▸ **Work to be completed**
Write the records out again, precisely as they stand.

▸ **Dataset extract**
----------

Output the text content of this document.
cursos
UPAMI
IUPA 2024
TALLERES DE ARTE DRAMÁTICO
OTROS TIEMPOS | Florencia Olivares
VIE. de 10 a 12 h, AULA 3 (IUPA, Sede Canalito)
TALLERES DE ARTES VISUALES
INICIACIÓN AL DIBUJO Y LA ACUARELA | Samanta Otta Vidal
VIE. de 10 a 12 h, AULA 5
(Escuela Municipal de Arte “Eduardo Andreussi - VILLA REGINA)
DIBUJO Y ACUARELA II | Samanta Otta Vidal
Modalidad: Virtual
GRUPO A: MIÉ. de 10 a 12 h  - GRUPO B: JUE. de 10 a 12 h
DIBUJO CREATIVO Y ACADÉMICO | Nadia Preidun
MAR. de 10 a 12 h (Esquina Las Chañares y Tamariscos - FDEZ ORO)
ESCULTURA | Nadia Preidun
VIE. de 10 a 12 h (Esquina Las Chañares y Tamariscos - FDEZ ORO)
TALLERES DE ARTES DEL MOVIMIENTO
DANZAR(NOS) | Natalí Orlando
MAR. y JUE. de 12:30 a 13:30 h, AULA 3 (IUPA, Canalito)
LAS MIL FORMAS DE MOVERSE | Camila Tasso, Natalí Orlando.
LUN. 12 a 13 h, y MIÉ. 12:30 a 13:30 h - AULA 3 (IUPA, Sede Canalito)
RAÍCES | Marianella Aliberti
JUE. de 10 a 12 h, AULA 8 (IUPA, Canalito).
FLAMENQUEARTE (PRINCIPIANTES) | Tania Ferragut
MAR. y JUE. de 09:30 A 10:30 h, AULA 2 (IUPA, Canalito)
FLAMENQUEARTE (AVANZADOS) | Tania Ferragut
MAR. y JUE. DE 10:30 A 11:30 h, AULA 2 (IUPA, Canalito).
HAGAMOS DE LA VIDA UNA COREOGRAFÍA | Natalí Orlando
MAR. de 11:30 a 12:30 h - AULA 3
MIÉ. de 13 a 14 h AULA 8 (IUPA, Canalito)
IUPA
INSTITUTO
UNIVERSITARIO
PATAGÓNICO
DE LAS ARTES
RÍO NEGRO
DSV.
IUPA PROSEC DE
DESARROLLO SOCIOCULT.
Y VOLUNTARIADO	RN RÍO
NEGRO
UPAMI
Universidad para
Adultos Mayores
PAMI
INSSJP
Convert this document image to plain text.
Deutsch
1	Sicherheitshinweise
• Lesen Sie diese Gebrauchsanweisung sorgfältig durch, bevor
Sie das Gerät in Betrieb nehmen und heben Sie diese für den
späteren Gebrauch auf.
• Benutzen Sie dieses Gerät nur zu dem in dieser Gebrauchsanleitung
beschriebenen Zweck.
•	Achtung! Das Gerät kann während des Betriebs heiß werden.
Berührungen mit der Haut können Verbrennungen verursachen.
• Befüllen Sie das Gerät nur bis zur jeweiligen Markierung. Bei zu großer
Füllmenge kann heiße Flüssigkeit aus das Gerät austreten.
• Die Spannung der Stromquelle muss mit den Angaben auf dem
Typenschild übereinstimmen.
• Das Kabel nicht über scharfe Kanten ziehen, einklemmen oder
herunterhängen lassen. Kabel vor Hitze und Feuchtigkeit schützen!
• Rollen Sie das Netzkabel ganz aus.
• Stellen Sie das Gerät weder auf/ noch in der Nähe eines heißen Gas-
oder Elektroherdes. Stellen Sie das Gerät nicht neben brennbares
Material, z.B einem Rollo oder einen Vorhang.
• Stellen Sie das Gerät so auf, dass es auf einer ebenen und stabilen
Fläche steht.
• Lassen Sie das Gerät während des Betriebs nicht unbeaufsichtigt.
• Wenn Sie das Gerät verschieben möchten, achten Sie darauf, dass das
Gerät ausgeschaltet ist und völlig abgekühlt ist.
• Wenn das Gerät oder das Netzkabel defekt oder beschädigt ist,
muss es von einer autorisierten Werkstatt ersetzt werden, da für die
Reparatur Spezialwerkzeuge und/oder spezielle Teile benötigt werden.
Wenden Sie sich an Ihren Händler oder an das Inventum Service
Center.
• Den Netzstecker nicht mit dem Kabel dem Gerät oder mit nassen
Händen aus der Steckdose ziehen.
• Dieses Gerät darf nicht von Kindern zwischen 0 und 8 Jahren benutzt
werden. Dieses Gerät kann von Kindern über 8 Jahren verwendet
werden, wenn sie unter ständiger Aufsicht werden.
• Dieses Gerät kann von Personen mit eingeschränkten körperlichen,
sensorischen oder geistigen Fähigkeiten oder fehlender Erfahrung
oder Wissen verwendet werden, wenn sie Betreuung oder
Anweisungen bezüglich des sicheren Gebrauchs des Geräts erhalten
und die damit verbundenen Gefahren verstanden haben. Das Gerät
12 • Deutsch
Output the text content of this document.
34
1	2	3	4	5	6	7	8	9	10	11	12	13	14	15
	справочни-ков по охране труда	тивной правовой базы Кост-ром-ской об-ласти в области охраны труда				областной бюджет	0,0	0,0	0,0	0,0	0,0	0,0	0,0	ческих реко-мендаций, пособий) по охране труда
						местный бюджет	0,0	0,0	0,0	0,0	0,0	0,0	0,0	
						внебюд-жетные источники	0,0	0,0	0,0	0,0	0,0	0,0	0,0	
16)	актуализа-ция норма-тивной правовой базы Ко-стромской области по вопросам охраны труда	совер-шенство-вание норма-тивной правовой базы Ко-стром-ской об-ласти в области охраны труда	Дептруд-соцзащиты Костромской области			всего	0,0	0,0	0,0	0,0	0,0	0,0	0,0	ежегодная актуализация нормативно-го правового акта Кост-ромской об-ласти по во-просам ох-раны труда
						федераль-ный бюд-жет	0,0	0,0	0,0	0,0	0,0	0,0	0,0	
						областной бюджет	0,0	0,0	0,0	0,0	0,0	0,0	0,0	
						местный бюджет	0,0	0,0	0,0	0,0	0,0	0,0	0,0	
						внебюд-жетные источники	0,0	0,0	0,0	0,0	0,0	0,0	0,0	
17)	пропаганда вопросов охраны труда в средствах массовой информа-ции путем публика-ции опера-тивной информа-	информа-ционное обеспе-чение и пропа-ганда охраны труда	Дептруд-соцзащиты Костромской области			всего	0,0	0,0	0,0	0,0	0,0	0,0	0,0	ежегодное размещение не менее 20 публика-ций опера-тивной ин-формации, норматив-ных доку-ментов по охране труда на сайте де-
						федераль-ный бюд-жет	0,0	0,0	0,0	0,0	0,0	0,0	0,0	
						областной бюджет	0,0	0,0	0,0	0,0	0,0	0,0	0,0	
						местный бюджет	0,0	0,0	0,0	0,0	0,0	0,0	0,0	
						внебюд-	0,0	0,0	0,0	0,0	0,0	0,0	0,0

----------

▸ **Answer to the problem**
Output the text content of this document.
cursos
UPAMI
IUPA 2024
TALLERES DE ARTE DRAMÁTICO
OTROS TIEMPOS | Florencia Olivares
VIE. de 10 a 12 h, AULA 3 (IUPA, Sede Canalito)
TALLERES DE ARTES VISUALES
INICIACIÓN AL DIBUJO Y LA ACUARELA | Samanta Otta Vidal
VIE. de 10 a 12 h, AULA 5
(Escuela Municipal de Arte “Eduardo Andreussi - VILLA REGINA)
DIBUJO Y ACUARELA II | Samanta Otta Vidal
Modalidad: Virtual
GRUPO A: MIÉ. de 10 a 12 h  - GRUPO B: JUE. de 10 a 12 h
DIBUJO CREATIVO Y ACADÉMICO | Nadia Preidun
MAR. de 10 a 12 h (Esquina Las Chañares y Tamariscos - FDEZ ORO)
ESCULTURA | Nadia Preidun
VIE. de 10 a 12 h (Esquina Las Chañares y Tamariscos - FDEZ ORO)
TALLERES DE ARTES DEL MOVIMIENTO
DANZAR(NOS) | Natalí Orlando
MAR. y JUE. de 12:30 a 13:30 h, AULA 3 (IUPA, Canalito)
LAS MIL FORMAS DE MOVERSE | Camila Tasso, Natalí Orlando.
LUN. 12 a 13 h, y MIÉ. 12:30 a 13:30 h - AULA 3 (IUPA, Sede Canalito)
RAÍCES | Marianella Aliberti
JUE. de 10 a 12 h, AULA 8 (IUPA, Canalito).
FLAMENQUEARTE (PRINCIPIANTES) | Tania Ferragut
MAR. y JUE. de 09:30 A 10:30 h, AULA 2 (IUPA, Canalito)
FLAMENQUEARTE (AVANZADOS) | Tania Ferragut
MAR. y JUE. DE 10:30 A 11:30 h, AULA 2 (IUPA, Canalito).
HAGAMOS DE LA VIDA UNA COREOGRAFÍA | Natalí Orlando
MAR. de 11:30 a 12:30 h - AULA 3
MIÉ. de 13 a 14 h AULA 8 (IUPA, Canalito)
IUPA
INSTITUTO
UNIVERSITARIO
PATAGÓNICO
DE LAS ARTES
RÍO NEGRO
DSV.
IUPA PROSEC DE
DESARROLLO SOCIOCULT.
Y VOLUNTARIADO	RN RÍO
NEGRO
UPAMI
Universidad para
Adultos Mayores
PAMI
INSSJP
Convert this document image to plain text.
Deutsch
1	Sicherheitshinweise
• Lesen Sie diese Gebrauchsanweisung sorgfältig durch, bevor
Sie das Gerät in Betrieb nehmen und heben Sie diese für den
späteren Gebrauch auf.
• Benutzen Sie dieses Gerät nur zu dem in dieser Gebrauchsanleitung
beschriebenen Zweck.
•	Achtung! Das Gerät kann während des Betriebs heiß werden.
Berührungen mit der Haut können Verbrennungen verursachen.
• Befüllen Sie das Gerät nur bis zur jeweiligen Markierung. Bei zu großer
Füllmenge kann heiße Flüssigkeit aus das Gerät austreten.
• Die Spannung der Stromquelle muss mit den Angaben auf dem
Typenschild übereinstimmen.
• Das Kabel nicht über scharfe Kanten ziehen, einklemmen oder
herunterhängen lassen. Kabel vor Hitze und Feuchtigkeit schützen!
• Rollen Sie das Netzkabel ganz aus.
• Stellen Sie das Gerät weder auf/ noch in der Nähe eines heißen Gas-
oder Elektroherdes. Stellen Sie das Gerät nicht neben brennbares
Material, z.B einem Rollo oder einen Vorhang.
• Stellen Sie das Gerät so auf, dass es auf einer ebenen und stabilen
Fläche steht.
• Lassen Sie das Gerät während des Betriebs nicht unbeaufsichtigt.
• Wenn Sie das Gerät verschieben möchten, achten Sie darauf, dass das
Gerät ausgeschaltet ist und völlig abgekühlt ist.
• Wenn das Gerät oder das Netzkabel defekt oder beschädigt ist,
muss es von einer autorisierten Werkstatt ersetzt werden, da für die
Reparatur Spezialwerkzeuge und/oder spezielle Teile benötigt werden.
Wenden Sie sich an Ihren Händler oder an das Inventum Service
Center.
• Den Netzstecker nicht mit dem Kabel dem Gerät oder mit nassen
Händen aus der Steckdose ziehen.
• Dieses Gerät darf nicht von Kindern zwischen 0 und 8 Jahren benutzt
werden. Dieses Gerät kann von Kindern über 8 Jahren verwendet
werden, wenn sie unter ständiger Aufsicht werden.
• Dieses Gerät kann von Personen mit eingeschränkten körperlichen,
sensorischen oder geistigen Fähigkeiten oder fehlender Erfahrung
oder Wissen verwendet werden, wenn sie Betreuung oder
Anweisungen bezüglich des sicheren Gebrauchs des Geräts erhalten
und die damit verbundenen Gefahren verstanden haben. Das Gerät
12 • Deutsch
Output the text content of this document.
34
1	2	3	4	5	6	7	8	9	10	11	12	13	14	15
	справочни-ков по охране труда	тивной правовой базы Кост-ром-ской об-ласти в области охраны труда				областной бюджет	0,0	0,0	0,0	0,0	0,0	0,0	0,0	ческих реко-мендаций, пособий) по охране труда
						местный бюджет	0,0	0,0	0,0	0,0	0,0	0,0	0,0	
						внебюд-жетные источники	0,0	0,0	0,0	0,0	0,0	0,0	0,0	
16)	актуализа-ция норма-тивной правовой базы Ко-стромской области по вопросам охраны труда	совер-шенство-вание норма-тивной правовой базы Ко-стром-ской об-ласти в области охраны труда	Дептруд-соцзащиты Костромской области			всего	0,0	0,0	0,0	0,0	0,0	0,0	0,0	ежегодная актуализация нормативно-го правового акта Кост-ромской об-ласти по во-просам ох-раны труда
						федераль-ный бюд-жет	0,0	0,0	0,0	0,0	0,0	0,0	0,0	
						областной бюджет	0,0	0,0	0,0	0,0	0,0	0,0	0,0	
						местный бюджет	0,0	0,0	0,0	0,0	0,0	0,0	0,0	
						внебюд-жетные источники	0,0	0,0	0,0	0,0	0,0	0,0	0,0	
17)	пропаганда вопросов охраны труда в средствах массовой информа-ции путем публика-ции опера-тивной информа-	информа-ционное обеспе-чение и пропа-ганда охраны труда	Дептруд-соцзащиты Костромской области			всего	0,0	0,0	0,0	0,0	0,0	0,0	0,0	ежегодное размещение не менее 20 публика-ций опера-тивной ин-формации, норматив-ных доку-ментов по охране труда на сайте де-
						федераль-ный бюд-жет	0,0	0,0	0,0	0,0	0,0	0,0	0,0	
						областной бюджет	0,0	0,0	0,0	0,0	0,0	0,0	0,0	
						местный бюджет	0,0	0,0	0,0	0,0	0,0	0,0	0,0	
						внебюд-	0,0	0,0	0,0	0,0	0,0	0,0	0,0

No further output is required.